▶ [GIVEN RECORDS]
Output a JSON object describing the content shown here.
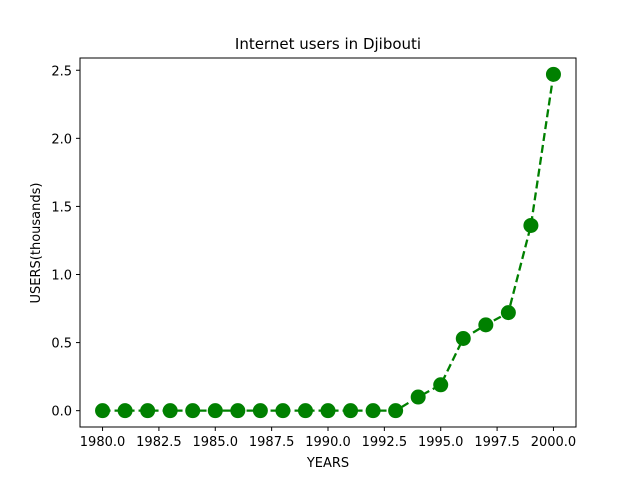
{
  "chart_data": {
    "type": "line",
    "title": "Internet users in Djibouti",
    "xlabel": "YEARS",
    "ylabel": "USERS(thousands)",
    "x": [
      1980,
      1981,
      1982,
      1983,
      1984,
      1985,
      1986,
      1987,
      1988,
      1989,
      1990,
      1991,
      1992,
      1993,
      1994,
      1995,
      1996,
      1997,
      1998,
      1999,
      2000
    ],
    "series": [
      {
        "values": [
          0,
          0,
          0,
          0,
          0,
          0,
          0,
          0,
          0,
          0,
          0,
          0,
          0,
          0,
          0.1,
          0.19,
          0.53,
          0.63,
          0.72,
          1.36,
          2.47
        ],
        "color": "#008000",
        "line_style": "dashed",
        "marker": "circle"
      }
    ],
    "xlim": [
      1979,
      2001
    ],
    "ylim": [
      -0.12,
      2.59
    ],
    "xticks": [
      1980.0,
      1982.5,
      1985.0,
      1987.5,
      1990.0,
      1992.5,
      1995.0,
      1997.5,
      2000.0
    ],
    "xtick_labels": [
      "1980.0",
      "1982.5",
      "1985.0",
      "1987.5",
      "1990.0",
      "1992.5",
      "1995.0",
      "1997.5",
      "2000.0"
    ],
    "yticks": [
      0.0,
      0.5,
      1.0,
      1.5,
      2.0,
      2.5
    ],
    "ytick_labels": [
      "0.0",
      "0.5",
      "1.0",
      "1.5",
      "2.0",
      "2.5"
    ],
    "grid": false,
    "legend": "none"
  }
}
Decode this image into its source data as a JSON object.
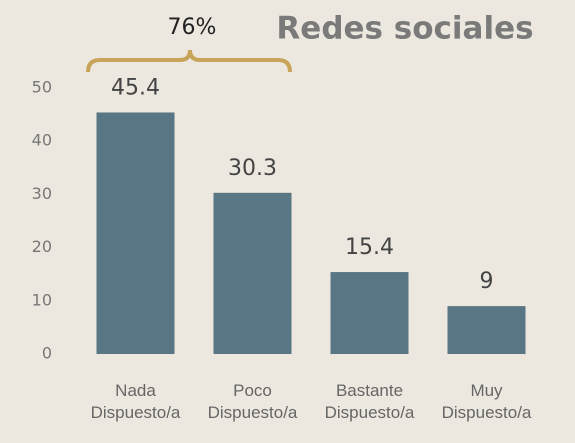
{
  "chart_data": {
    "type": "bar",
    "title": "Redes sociales",
    "annotation": "76%",
    "categories": [
      "Nada Dispuesto/a",
      "Poco Dispuesto/a",
      "Bastante Dispuesto/a",
      "Muy Dispuesto/a"
    ],
    "values": [
      45.4,
      30.3,
      15.4,
      9
    ],
    "color": "#587684",
    "ylim": [
      0,
      50
    ],
    "yticks": [
      0,
      10,
      20,
      30,
      40,
      50
    ],
    "grid": false
  }
}
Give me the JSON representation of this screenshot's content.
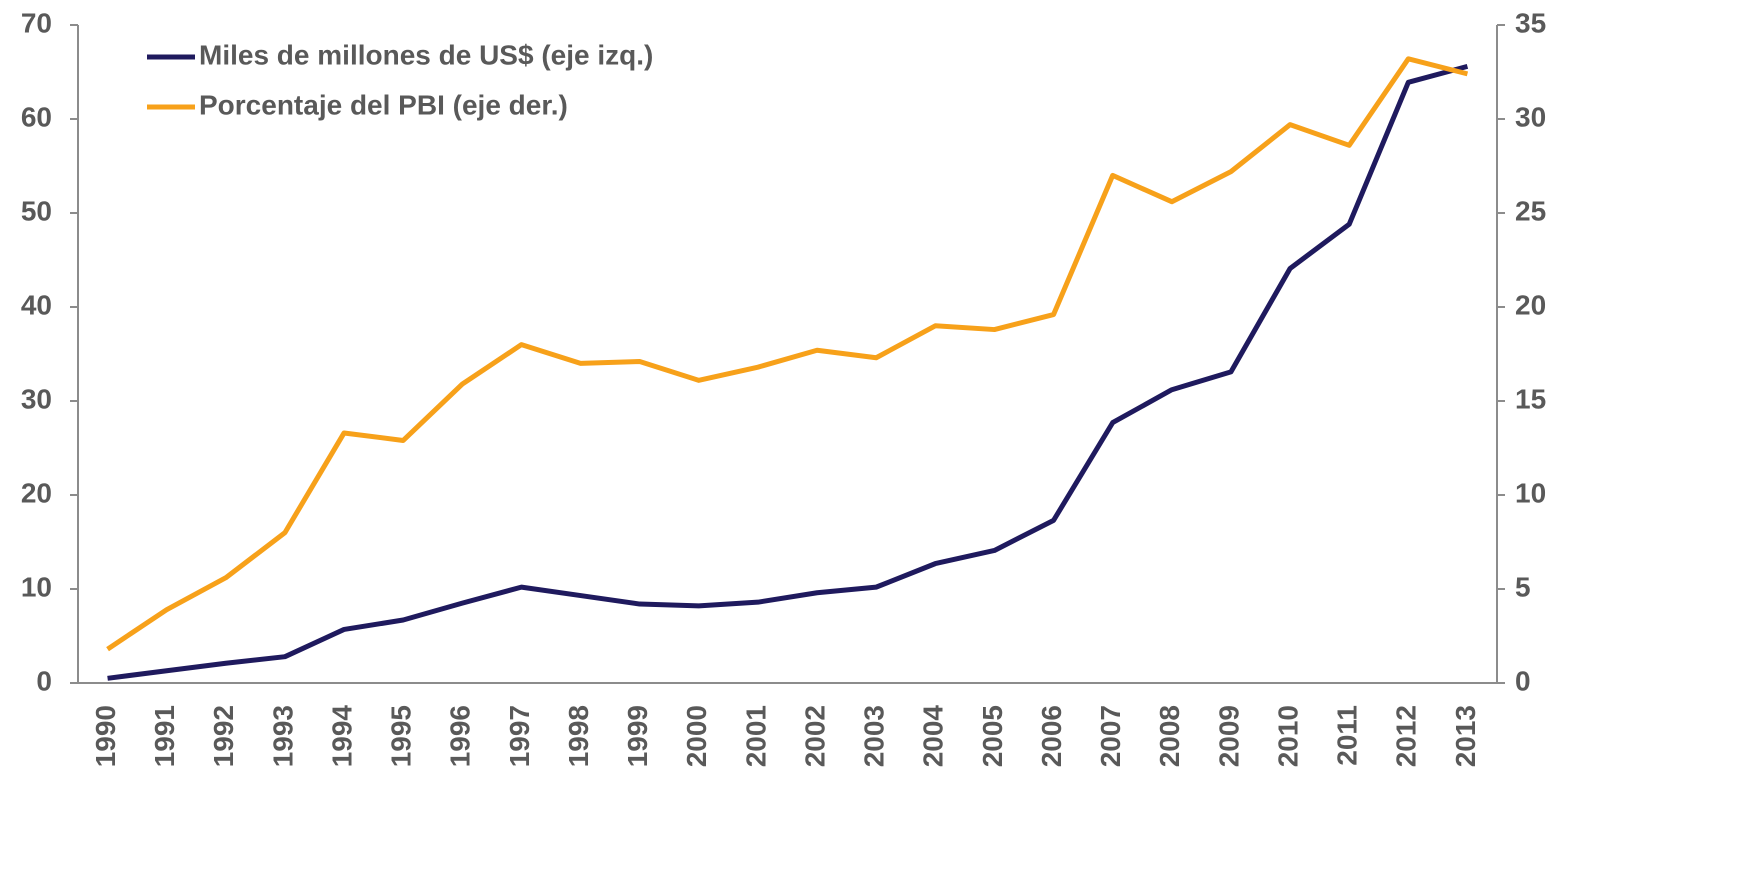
{
  "chart_data": {
    "type": "line",
    "categories": [
      "1990",
      "1991",
      "1992",
      "1993",
      "1994",
      "1995",
      "1996",
      "1997",
      "1998",
      "1999",
      "2000",
      "2001",
      "2002",
      "2003",
      "2004",
      "2005",
      "2006",
      "2007",
      "2008",
      "2009",
      "2010",
      "2011",
      "2012",
      "2013"
    ],
    "series": [
      {
        "name": "Miles de millones de US$ (eje izq.)",
        "color": "#1f1a5e",
        "values": [
          0.5,
          1.3,
          2.1,
          2.8,
          5.7,
          6.7,
          8.5,
          10.2,
          9.3,
          8.4,
          8.2,
          8.6,
          9.6,
          10.2,
          12.7,
          14.1,
          17.3,
          27.7,
          31.2,
          33.1,
          44.1,
          48.8,
          63.9,
          65.6
        ]
      },
      {
        "name": "Porcentaje del PBI (eje der.)",
        "color": "#f7a11a",
        "axis": "y2",
        "values": [
          1.8,
          3.9,
          5.6,
          8.0,
          13.3,
          12.9,
          15.9,
          18.0,
          17.0,
          17.1,
          16.1,
          16.8,
          17.7,
          17.3,
          19.0,
          18.8,
          19.6,
          27.0,
          25.6,
          27.2,
          29.7,
          28.6,
          33.2,
          32.4
        ]
      }
    ],
    "ylim": [
      0,
      70
    ],
    "yticks": [
      0,
      10,
      20,
      30,
      40,
      50,
      60,
      70
    ],
    "y2lim": [
      0,
      35
    ],
    "y2ticks": [
      0,
      5,
      10,
      15,
      20,
      25,
      30,
      35
    ],
    "legend": "upper left"
  }
}
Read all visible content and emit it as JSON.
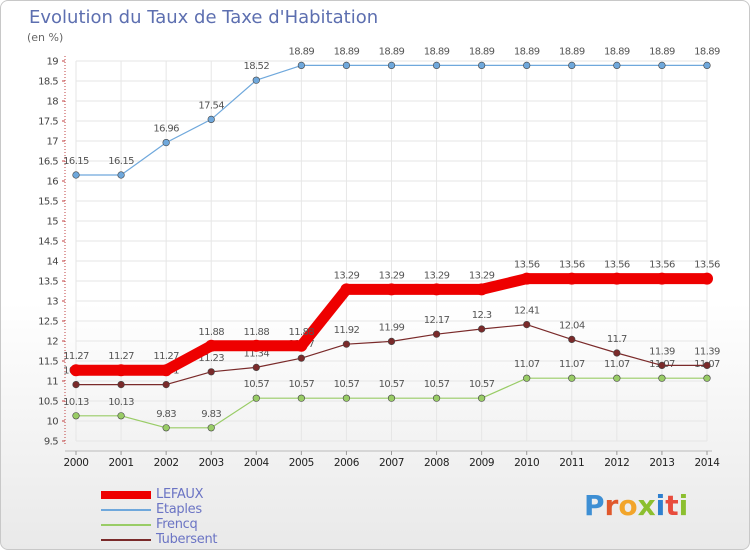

▶ [INSTRUCTIONS FOR THE TASK] Count the lines of the material that include the word "name", then state only the total.

▶ [EXERCISE OUTPUT] 2